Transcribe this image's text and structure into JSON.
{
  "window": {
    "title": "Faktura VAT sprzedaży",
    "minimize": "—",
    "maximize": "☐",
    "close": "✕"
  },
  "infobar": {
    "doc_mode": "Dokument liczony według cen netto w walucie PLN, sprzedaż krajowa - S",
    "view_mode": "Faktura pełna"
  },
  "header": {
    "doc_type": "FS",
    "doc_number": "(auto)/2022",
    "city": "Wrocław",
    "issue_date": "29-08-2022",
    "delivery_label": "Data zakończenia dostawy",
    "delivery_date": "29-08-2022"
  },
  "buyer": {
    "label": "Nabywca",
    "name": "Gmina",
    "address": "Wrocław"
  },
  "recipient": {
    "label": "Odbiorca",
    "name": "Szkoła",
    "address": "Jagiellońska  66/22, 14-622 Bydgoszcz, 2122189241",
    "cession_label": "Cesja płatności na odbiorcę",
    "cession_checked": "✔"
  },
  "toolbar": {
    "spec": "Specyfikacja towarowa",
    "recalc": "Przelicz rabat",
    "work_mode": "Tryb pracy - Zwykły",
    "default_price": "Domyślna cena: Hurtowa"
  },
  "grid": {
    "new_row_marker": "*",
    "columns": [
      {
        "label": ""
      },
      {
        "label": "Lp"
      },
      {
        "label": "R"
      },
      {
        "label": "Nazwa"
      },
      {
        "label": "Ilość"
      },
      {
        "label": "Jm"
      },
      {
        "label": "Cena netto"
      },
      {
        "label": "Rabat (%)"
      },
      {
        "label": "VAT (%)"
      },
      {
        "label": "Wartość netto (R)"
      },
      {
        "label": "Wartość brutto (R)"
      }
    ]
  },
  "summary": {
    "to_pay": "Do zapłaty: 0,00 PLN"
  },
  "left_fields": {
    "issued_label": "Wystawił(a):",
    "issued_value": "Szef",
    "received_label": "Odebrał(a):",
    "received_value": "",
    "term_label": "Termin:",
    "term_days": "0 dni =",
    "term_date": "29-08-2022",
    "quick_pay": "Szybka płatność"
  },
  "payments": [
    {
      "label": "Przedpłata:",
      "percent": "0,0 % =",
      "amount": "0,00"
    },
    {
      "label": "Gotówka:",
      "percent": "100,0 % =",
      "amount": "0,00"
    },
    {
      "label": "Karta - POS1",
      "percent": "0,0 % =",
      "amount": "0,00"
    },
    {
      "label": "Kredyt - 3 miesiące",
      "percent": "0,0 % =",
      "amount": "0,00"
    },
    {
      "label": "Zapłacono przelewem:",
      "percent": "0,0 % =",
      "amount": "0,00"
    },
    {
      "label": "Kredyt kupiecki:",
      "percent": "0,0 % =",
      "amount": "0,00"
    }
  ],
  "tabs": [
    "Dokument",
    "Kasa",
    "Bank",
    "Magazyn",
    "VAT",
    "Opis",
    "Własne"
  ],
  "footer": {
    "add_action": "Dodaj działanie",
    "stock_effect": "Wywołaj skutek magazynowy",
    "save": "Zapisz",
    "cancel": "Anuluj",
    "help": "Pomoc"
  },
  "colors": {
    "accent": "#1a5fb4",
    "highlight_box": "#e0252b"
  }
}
_ _ _
What you need to do:
Check each line above for the string "Faktura" and show the ones that have it.

Correct output:
    "title": "Faktura VAT sprzedaży",
    "view_mode": "Faktura pełna"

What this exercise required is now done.